** Start of Given data **
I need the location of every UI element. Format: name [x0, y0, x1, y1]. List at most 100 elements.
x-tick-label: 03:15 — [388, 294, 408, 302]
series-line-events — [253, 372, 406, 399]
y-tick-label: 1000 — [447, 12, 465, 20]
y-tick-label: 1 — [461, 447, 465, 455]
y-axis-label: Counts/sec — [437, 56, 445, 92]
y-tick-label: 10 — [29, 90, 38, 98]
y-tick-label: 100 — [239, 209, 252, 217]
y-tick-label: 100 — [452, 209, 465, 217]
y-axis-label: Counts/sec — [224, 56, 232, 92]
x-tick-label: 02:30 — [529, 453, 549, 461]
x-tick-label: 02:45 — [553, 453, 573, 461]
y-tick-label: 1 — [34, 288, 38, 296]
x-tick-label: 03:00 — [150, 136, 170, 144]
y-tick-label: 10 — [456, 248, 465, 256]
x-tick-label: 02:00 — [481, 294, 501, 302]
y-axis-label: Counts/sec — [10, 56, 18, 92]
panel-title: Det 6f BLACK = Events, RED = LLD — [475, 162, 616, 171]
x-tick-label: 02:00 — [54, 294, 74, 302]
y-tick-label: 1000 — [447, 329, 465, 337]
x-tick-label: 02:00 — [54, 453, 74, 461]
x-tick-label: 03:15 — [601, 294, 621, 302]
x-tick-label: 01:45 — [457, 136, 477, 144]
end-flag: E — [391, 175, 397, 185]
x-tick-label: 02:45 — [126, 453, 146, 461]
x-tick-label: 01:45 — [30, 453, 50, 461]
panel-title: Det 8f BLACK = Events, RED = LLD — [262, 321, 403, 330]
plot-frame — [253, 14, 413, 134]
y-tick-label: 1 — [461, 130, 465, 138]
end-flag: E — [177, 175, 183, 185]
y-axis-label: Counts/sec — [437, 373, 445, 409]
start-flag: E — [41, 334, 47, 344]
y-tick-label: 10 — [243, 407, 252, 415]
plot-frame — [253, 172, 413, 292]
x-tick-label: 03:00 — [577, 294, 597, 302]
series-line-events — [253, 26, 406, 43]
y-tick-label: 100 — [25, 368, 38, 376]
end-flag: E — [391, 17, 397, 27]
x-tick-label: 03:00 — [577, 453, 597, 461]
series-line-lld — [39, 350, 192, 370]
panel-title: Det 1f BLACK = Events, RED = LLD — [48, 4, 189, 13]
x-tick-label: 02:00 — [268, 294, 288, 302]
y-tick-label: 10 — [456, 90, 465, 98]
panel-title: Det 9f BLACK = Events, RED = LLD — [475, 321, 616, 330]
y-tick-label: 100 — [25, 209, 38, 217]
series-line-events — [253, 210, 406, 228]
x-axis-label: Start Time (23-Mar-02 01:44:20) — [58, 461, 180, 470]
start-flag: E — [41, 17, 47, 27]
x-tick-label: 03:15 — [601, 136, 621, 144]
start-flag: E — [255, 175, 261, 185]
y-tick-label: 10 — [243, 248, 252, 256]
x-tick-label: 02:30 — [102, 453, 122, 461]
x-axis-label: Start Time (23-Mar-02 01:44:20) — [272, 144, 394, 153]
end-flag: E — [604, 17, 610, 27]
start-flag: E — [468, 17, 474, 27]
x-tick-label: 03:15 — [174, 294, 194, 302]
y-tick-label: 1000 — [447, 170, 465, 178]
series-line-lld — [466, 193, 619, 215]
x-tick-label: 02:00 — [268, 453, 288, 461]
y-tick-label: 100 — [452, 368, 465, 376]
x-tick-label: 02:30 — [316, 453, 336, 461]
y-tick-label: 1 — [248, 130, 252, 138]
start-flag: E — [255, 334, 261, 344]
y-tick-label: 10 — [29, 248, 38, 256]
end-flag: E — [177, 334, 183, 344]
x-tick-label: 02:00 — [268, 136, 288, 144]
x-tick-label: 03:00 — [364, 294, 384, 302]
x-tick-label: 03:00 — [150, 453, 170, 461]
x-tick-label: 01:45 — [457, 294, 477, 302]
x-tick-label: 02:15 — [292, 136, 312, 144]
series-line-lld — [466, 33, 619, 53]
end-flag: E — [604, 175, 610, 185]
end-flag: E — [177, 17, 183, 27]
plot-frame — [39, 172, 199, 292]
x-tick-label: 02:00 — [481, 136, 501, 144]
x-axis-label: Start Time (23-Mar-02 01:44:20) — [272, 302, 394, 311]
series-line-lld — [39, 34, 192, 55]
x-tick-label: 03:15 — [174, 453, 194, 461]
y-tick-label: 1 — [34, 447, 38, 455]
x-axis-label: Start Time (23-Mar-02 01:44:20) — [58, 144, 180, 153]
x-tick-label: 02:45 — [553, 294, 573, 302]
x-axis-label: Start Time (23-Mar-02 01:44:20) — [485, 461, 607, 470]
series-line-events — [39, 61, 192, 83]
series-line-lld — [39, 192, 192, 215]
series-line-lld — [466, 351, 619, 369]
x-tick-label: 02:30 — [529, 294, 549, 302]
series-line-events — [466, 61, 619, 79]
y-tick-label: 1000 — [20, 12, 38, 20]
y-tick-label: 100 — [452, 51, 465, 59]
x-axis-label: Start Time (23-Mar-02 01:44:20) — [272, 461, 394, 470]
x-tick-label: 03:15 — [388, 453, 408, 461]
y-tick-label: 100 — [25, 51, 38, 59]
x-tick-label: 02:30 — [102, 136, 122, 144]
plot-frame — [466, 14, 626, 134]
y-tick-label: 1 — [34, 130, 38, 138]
** End of Given data **
Stated problem: Convert all the lines above into a Markdown table with the columns Row and Line text, numbering each row and omitting blank lines.

Task result:
| Row | Line text |
|---|---|
| 1 | I need the location of every UI element. Format: name [x0, y0, x1, y1]. List at most 100 elements. |
| 2 | x-tick-label: 03:15 — [388, 294, 408, 302] |
| 3 | series-line-events — [253, 372, 406, 399] |
| 4 | y-tick-label: 1000 — [447, 12, 465, 20] |
| 5 | y-tick-label: 1 — [461, 447, 465, 455] |
| 6 | y-axis-label: Counts/sec — [437, 56, 445, 92] |
| 7 | y-tick-label: 10 — [29, 90, 38, 98] |
| 8 | y-tick-label: 100 — [239, 209, 252, 217] |
| 9 | y-tick-label: 100 — [452, 209, 465, 217] |
| 10 | y-axis-label: Counts/sec — [224, 56, 232, 92] |
| 11 | x-tick-label: 02:30 — [529, 453, 549, 461] |
| 12 | x-tick-label: 02:45 — [553, 453, 573, 461] |
| 13 | y-tick-label: 1 — [34, 288, 38, 296] |
| 14 | x-tick-label: 03:00 — [150, 136, 170, 144] |
| 15 | y-tick-label: 10 — [456, 248, 465, 256] |
| 16 | x-tick-label: 02:00 — [481, 294, 501, 302] |
| 17 | y-axis-label: Counts/sec — [10, 56, 18, 92] |
| 18 | panel-title: Det 6f BLACK = Events, RED = LLD — [475, 162, 616, 171] |
| 19 | x-tick-label: 02:00 — [54, 294, 74, 302] |
| 20 | y-tick-label: 1000 — [447, 329, 465, 337] |
| 21 | x-tick-label: 02:00 — [54, 453, 74, 461] |
| 22 | x-tick-label: 03:15 — [601, 294, 621, 302] |
| 23 | x-tick-label: 01:45 — [457, 136, 477, 144] |
| 24 | end-flag: E — [391, 175, 397, 185] |
| 25 | x-tick-label: 02:45 — [126, 453, 146, 461] |
| 26 | x-tick-label: 01:45 — [30, 453, 50, 461] |
| 27 | panel-title: Det 8f BLACK = Events, RED = LLD — [262, 321, 403, 330] |
| 28 | plot-frame — [253, 14, 413, 134] |
| 29 | y-tick-label: 1 — [461, 130, 465, 138] |
| 30 | end-flag: E — [177, 175, 183, 185] |
| 31 | y-axis-label: Counts/sec — [437, 373, 445, 409] |
| 32 | start-flag: E — [41, 334, 47, 344] |
| 33 | y-tick-label: 10 — [243, 407, 252, 415] |
| 34 | plot-frame — [253, 172, 413, 292] |
| 35 | x-tick-label: 03:00 — [577, 294, 597, 302] |
| 36 | series-line-events — [253, 26, 406, 43] |
| 37 | y-tick-label: 100 — [25, 368, 38, 376] |
| 38 | end-flag: E — [391, 17, 397, 27] |
| 39 | x-tick-label: 03:00 — [577, 453, 597, 461] |
| 40 | series-line-lld — [39, 350, 192, 370] |
| 41 | panel-title: Det 1f BLACK = Events, RED = LLD — [48, 4, 189, 13] |
| 42 | x-tick-label: 02:00 — [268, 294, 288, 302] |
| 43 | y-tick-label: 10 — [456, 90, 465, 98] |
| 44 | panel-title: Det 9f BLACK = Events, RED = LLD — [475, 321, 616, 330] |
| 45 | y-tick-label: 100 — [25, 209, 38, 217] |
| 46 | series-line-events — [253, 210, 406, 228] |
| 47 | x-axis-label: Start Time (23-Mar-02 01:44:20) — [58, 461, 180, 470] |
| 48 | start-flag: E — [41, 17, 47, 27] |
| 49 | x-tick-label: 03:15 — [601, 136, 621, 144] |
| 50 | start-flag: E — [255, 175, 261, 185] |
| 51 | y-tick-label: 10 — [243, 248, 252, 256] |
| 52 | x-tick-label: 02:30 — [102, 453, 122, 461] |
| 53 | x-axis-label: Start Time (23-Mar-02 01:44:20) — [272, 144, 394, 153] |
| 54 | end-flag: E — [604, 17, 610, 27] |
| 55 | start-flag: E — [468, 17, 474, 27] |
| 56 | x-tick-label: 03:15 — [174, 294, 194, 302] |
| 57 | y-tick-label: 1000 — [447, 170, 465, 178] |
| 58 | series-line-lld — [466, 193, 619, 215] |
| 59 | x-tick-label: 02:00 — [268, 453, 288, 461] |
| 60 | y-tick-label: 100 — [452, 368, 465, 376] |
| 61 | x-tick-label: 02:30 — [316, 453, 336, 461] |
| 62 | y-tick-label: 1 — [248, 130, 252, 138] |
| 63 | start-flag: E — [255, 334, 261, 344] |
| 64 | y-tick-label: 10 — [29, 248, 38, 256] |
| 65 | end-flag: E — [177, 334, 183, 344] |
| 66 | x-tick-label: 02:00 — [268, 136, 288, 144] |
| 67 | x-tick-label: 03:00 — [364, 294, 384, 302] |
| 68 | x-tick-label: 03:00 — [150, 453, 170, 461] |
| 69 | x-tick-label: 01:45 — [457, 294, 477, 302] |
| 70 | x-tick-label: 02:15 — [292, 136, 312, 144] |
| 71 | series-line-lld — [466, 33, 619, 53] |
| 72 | end-flag: E — [604, 175, 610, 185] |
| 73 | end-flag: E — [177, 17, 183, 27] |
| 74 | plot-frame — [39, 172, 199, 292] |
| 75 | x-tick-label: 02:00 — [481, 136, 501, 144] |
| 76 | x-axis-label: Start Time (23-Mar-02 01:44:20) — [272, 302, 394, 311] |
| 77 | series-line-lld — [39, 34, 192, 55] |
| 78 | x-tick-label: 03:15 — [174, 453, 194, 461] |
| 79 | y-tick-label: 1 — [34, 447, 38, 455] |
| 80 | x-axis-label: Start Time (23-Mar-02 01:44:20) — [58, 144, 180, 153] |
| 81 | x-tick-label: 02:45 — [553, 294, 573, 302] |
| 82 | x-axis-label: Start Time (23-Mar-02 01:44:20) — [485, 461, 607, 470] |
| 83 | series-line-events — [39, 61, 192, 83] |
| 84 | series-line-lld — [39, 192, 192, 215] |
| 85 | series-line-lld — [466, 351, 619, 369] |
| 86 | x-tick-label: 02:30 — [529, 294, 549, 302] |
| 87 | series-line-events — [466, 61, 619, 79] |
| 88 | y-tick-label: 1000 — [20, 12, 38, 20] |
| 89 | y-tick-label: 100 — [452, 51, 465, 59] |
| 90 | x-axis-label: Start Time (23-Mar-02 01:44:20) — [272, 461, 394, 470] |
| 91 | x-tick-label: 03:15 — [388, 453, 408, 461] |
| 92 | y-tick-label: 100 — [25, 51, 38, 59] |
| 93 | x-tick-label: 02:30 — [102, 136, 122, 144] |
| 94 | plot-frame — [466, 14, 626, 134] |
| 95 | y-tick-label: 1 — [34, 130, 38, 138] |